## REQUIREMENTS
Will you quote only the lines starting at the one that contains "Transcribe this chart's" and ending with the last line of the listing below, inclusive?

+ + +

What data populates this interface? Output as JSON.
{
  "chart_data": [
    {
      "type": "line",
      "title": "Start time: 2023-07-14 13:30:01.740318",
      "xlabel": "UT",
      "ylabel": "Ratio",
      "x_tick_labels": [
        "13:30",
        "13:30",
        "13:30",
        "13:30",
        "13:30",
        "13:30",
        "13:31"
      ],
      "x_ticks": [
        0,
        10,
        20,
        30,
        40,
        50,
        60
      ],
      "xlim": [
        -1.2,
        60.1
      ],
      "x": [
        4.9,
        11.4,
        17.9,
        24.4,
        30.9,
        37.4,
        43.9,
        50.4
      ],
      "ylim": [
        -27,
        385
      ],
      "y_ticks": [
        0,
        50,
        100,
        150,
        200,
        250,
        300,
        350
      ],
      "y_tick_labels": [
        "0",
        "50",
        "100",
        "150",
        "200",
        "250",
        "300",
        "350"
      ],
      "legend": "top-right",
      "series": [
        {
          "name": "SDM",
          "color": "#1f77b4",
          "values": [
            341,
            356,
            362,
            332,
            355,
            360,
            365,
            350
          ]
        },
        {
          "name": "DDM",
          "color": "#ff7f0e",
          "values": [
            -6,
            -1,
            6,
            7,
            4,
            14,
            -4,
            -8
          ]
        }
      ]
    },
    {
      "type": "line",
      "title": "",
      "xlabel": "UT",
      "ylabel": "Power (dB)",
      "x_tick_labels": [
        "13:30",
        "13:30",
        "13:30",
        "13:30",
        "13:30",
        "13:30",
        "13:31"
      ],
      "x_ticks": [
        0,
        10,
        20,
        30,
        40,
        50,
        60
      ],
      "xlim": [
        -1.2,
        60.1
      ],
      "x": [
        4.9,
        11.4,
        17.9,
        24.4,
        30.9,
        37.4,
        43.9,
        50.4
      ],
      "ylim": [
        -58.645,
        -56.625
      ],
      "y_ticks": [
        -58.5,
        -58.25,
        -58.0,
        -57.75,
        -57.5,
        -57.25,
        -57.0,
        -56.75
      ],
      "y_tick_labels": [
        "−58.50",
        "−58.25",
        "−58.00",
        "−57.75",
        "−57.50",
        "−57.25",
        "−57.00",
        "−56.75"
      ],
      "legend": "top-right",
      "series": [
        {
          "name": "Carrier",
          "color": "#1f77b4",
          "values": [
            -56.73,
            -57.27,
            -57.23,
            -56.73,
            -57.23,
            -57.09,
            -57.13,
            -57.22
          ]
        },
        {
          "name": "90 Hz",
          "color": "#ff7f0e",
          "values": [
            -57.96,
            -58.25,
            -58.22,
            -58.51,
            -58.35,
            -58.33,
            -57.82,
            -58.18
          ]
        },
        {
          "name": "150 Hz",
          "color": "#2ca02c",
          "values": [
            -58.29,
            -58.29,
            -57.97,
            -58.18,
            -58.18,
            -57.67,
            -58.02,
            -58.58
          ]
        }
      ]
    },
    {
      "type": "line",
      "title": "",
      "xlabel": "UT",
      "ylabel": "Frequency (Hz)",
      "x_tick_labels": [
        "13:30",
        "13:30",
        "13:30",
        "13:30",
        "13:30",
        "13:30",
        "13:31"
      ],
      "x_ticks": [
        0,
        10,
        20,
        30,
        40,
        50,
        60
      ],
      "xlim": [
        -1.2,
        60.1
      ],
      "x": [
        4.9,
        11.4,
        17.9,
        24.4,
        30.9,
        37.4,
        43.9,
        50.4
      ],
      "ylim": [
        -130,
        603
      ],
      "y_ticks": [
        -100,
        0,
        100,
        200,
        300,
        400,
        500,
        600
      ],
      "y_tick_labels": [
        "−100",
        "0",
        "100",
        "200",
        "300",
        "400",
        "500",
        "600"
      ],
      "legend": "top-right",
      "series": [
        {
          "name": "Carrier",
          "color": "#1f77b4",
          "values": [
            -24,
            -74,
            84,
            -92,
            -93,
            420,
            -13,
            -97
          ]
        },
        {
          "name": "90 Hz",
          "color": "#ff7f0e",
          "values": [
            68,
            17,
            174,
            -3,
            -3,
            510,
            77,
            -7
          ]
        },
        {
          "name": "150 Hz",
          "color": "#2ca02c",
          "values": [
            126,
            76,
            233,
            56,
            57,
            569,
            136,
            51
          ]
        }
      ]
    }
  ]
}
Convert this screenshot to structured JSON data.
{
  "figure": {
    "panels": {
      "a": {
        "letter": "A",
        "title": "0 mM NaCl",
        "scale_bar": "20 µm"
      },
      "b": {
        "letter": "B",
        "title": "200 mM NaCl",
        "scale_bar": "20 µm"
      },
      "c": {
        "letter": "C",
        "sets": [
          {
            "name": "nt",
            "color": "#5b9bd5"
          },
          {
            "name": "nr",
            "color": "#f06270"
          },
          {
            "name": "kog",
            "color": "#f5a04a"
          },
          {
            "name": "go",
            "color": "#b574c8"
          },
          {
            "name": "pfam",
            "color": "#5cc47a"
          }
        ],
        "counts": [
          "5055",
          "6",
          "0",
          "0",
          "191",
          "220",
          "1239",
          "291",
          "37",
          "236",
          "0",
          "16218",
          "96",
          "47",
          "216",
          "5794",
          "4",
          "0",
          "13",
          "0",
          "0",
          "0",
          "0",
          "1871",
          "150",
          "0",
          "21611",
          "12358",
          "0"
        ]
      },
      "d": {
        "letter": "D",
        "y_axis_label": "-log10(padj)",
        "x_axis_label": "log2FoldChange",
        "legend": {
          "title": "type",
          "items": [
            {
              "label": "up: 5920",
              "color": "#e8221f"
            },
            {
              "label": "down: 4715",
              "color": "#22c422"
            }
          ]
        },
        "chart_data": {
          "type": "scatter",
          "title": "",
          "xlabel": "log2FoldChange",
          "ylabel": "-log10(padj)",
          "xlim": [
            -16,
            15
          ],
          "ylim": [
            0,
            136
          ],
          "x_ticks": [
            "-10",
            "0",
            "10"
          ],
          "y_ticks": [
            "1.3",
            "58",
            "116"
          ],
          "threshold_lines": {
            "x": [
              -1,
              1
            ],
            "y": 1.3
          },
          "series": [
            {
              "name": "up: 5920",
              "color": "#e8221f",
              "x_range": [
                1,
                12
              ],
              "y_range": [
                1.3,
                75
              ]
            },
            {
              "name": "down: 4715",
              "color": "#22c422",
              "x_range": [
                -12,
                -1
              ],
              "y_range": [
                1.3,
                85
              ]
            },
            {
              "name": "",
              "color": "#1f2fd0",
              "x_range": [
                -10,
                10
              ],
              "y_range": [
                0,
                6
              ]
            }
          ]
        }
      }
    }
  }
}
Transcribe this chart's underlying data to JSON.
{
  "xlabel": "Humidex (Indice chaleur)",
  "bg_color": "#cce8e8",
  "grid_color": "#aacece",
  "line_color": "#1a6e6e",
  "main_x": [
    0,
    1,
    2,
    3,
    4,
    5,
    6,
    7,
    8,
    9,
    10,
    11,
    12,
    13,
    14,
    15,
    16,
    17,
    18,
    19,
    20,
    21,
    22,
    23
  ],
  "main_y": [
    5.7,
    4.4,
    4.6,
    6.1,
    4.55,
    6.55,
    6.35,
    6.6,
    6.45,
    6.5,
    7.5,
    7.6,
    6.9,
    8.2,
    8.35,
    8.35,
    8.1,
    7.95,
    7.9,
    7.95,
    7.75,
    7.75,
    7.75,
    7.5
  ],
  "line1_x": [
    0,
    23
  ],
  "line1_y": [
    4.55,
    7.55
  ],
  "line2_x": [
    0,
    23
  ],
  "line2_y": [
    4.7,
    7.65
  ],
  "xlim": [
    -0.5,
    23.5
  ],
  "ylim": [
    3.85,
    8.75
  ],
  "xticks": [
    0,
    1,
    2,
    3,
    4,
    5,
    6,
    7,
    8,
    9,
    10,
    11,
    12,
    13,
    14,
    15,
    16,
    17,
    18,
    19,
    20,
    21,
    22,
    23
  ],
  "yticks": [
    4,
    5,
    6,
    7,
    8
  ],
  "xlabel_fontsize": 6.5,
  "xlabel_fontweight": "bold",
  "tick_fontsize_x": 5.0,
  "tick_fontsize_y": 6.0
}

+ + +

## EXERCISE ANSWER
Transcribe this chart's underlying data to JSON.
{
  "xlabel": "Humidex (Indice chaleur)",
  "bg_color": "#cce8e8",
  "grid_color": "#aacece",
  "line_color": "#1a6e6e",
  "main_x": [
    0,
    1,
    2,
    3,
    4,
    5,
    6,
    7,
    8,
    9,
    10,
    11,
    12,
    13,
    14,
    15,
    16,
    17,
    18,
    19,
    20,
    21,
    22,
    23
  ],
  "main_y": [
    5.7,
    4.4,
    4.6,
    6.1,
    4.55,
    6.55,
    6.35,
    6.6,
    6.45,
    6.5,
    7.5,
    7.6,
    6.9,
    8.2,
    8.35,
    8.35,
    8.1,
    7.95,
    7.9,
    7.95,
    7.75,
    7.75,
    7.75,
    7.5
  ],
  "line1_x": [
    0,
    23
  ],
  "line1_y": [
    4.55,
    7.55
  ],
  "line2_x": [
    0,
    23
  ],
  "line2_y": [
    4.7,
    7.65
  ],
  "xlim": [
    -0.5,
    23.5
  ],
  "ylim": [
    3.85,
    8.75
  ],
  "xticks": [
    0,
    1,
    2,
    3,
    4,
    5,
    6,
    7,
    8,
    9,
    10,
    11,
    12,
    13,
    14,
    15,
    16,
    17,
    18,
    19,
    20,
    21,
    22,
    23
  ],
  "yticks": [
    4,
    5,
    6,
    7,
    8
  ],
  "xlabel_fontsize": 6.5,
  "xlabel_fontweight": "bold",
  "tick_fontsize_x": 5.0,
  "tick_fontsize_y": 6.0
}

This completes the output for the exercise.